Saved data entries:
────

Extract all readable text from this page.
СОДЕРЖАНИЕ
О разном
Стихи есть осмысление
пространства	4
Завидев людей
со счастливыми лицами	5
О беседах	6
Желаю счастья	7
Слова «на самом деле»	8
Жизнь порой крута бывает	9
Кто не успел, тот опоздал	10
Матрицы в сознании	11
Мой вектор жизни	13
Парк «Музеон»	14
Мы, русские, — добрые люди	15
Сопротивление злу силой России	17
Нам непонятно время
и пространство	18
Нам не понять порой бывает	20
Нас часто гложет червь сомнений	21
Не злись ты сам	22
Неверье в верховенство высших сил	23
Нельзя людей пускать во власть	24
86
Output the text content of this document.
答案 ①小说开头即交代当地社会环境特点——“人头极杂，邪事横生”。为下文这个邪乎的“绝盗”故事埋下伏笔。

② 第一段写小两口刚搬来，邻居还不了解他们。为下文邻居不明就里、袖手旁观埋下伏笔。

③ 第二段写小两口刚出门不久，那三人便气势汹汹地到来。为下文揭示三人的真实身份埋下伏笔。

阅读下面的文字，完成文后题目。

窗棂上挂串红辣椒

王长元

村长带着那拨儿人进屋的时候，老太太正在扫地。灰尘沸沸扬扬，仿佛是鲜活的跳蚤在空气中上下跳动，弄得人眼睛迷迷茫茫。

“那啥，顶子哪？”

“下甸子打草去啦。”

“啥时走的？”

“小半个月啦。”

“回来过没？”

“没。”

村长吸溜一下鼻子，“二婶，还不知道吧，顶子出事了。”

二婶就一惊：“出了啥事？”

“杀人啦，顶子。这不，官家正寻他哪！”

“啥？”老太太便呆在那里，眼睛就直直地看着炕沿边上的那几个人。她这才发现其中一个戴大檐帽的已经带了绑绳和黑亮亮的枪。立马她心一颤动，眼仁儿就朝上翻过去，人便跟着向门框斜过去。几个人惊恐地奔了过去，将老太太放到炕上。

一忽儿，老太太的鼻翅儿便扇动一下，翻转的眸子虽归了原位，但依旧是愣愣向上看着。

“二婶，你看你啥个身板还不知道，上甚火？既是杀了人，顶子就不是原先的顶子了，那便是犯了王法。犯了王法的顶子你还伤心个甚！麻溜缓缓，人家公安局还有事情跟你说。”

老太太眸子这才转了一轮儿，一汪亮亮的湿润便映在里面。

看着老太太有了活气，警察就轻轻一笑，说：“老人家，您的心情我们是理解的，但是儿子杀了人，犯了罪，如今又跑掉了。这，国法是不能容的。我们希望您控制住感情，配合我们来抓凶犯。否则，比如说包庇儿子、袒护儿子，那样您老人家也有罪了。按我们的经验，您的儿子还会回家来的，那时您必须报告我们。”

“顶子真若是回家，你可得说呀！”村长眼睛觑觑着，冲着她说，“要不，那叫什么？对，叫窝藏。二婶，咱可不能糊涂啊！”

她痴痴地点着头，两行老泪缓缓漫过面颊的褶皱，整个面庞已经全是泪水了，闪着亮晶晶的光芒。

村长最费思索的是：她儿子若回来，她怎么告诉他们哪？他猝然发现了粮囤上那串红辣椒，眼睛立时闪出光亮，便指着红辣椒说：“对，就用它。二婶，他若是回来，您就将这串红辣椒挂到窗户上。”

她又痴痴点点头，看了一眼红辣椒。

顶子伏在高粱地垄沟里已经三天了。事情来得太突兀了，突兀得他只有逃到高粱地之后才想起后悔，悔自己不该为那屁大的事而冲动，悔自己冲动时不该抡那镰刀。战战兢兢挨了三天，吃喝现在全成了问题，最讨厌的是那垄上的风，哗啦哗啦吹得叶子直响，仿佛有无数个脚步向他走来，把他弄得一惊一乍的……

────

Above are the records; retype every one exactly.

Extract all readable text from this page.
СОДЕРЖАНИЕ
О разном
Стихи есть осмысление
пространства	4
Завидев людей
со счастливыми лицами	5
О беседах	6
Желаю счастья	7
Слова «на самом деле»	8
Жизнь порой крута бывает	9
Кто не успел, тот опоздал	10
Матрицы в сознании	11
Мой вектор жизни	13
Парк «Музеон»	14
Мы, русские, — добрые люди	15
Сопротивление злу силой России	17
Нам непонятно время
и пространство	18
Нам не понять порой бывает	20
Нас часто гложет червь сомнений	21
Не злись ты сам	22
Неверье в верховенство высших сил	23
Нельзя людей пускать во власть	24
86
Output the text content of this document.
答案 ①小说开头即交代当地社会环境特点——“人头极杂，邪事横生”。为下文这个邪乎的“绝盗”故事埋下伏笔。

② 第一段写小两口刚搬来，邻居还不了解他们。为下文邻居不明就里、袖手旁观埋下伏笔。

③ 第二段写小两口刚出门不久，那三人便气势汹汹地到来。为下文揭示三人的真实身份埋下伏笔。

阅读下面的文字，完成文后题目。

窗棂上挂串红辣椒

王长元

村长带着那拨儿人进屋的时候，老太太正在扫地。灰尘沸沸扬扬，仿佛是鲜活的跳蚤在空气中上下跳动，弄得人眼睛迷迷茫茫。

“那啥，顶子哪？”

“下甸子打草去啦。”

“啥时走的？”

“小半个月啦。”

“回来过没？”

“没。”

村长吸溜一下鼻子，“二婶，还不知道吧，顶子出事了。”

二婶就一惊：“出了啥事？”

“杀人啦，顶子。这不，官家正寻他哪！”

“啥？”老太太便呆在那里，眼睛就直直地看着炕沿边上的那几个人。她这才发现其中一个戴大檐帽的已经带了绑绳和黑亮亮的枪。立马她心一颤动，眼仁儿就朝上翻过去，人便跟着向门框斜过去。几个人惊恐地奔了过去，将老太太放到炕上。

一忽儿，老太太的鼻翅儿便扇动一下，翻转的眸子虽归了原位，但依旧是愣愣向上看着。

“二婶，你看你啥个身板还不知道，上甚火？既是杀了人，顶子就不是原先的顶子了，那便是犯了王法。犯了王法的顶子你还伤心个甚！麻溜缓缓，人家公安局还有事情跟你说。”

老太太眸子这才转了一轮儿，一汪亮亮的湿润便映在里面。

看着老太太有了活气，警察就轻轻一笑，说：“老人家，您的心情我们是理解的，但是儿子杀了人，犯了罪，如今又跑掉了。这，国法是不能容的。我们希望您控制住感情，配合我们来抓凶犯。否则，比如说包庇儿子、袒护儿子，那样您老人家也有罪了。按我们的经验，您的儿子还会回家来的，那时您必须报告我们。”

“顶子真若是回家，你可得说呀！”村长眼睛觑觑着，冲着她说，“要不，那叫什么？对，叫窝藏。二婶，咱可不能糊涂啊！”

她痴痴地点着头，两行老泪缓缓漫过面颊的褶皱，整个面庞已经全是泪水了，闪着亮晶晶的光芒。

村长最费思索的是：她儿子若回来，她怎么告诉他们哪？他猝然发现了粮囤上那串红辣椒，眼睛立时闪出光亮，便指着红辣椒说：“对，就用它。二婶，他若是回来，您就将这串红辣椒挂到窗户上。”

她又痴痴点点头，看了一眼红辣椒。

顶子伏在高粱地垄沟里已经三天了。事情来得太突兀了，突兀得他只有逃到高粱地之后才想起后悔，悔自己不该为那屁大的事而冲动，悔自己冲动时不该抡那镰刀。战战兢兢挨了三天，吃喝现在全成了问题，最讨厌的是那垄上的风，哗啦哗啦吹得叶子直响，仿佛有无数个脚步向他走来，把他弄得一惊一乍的……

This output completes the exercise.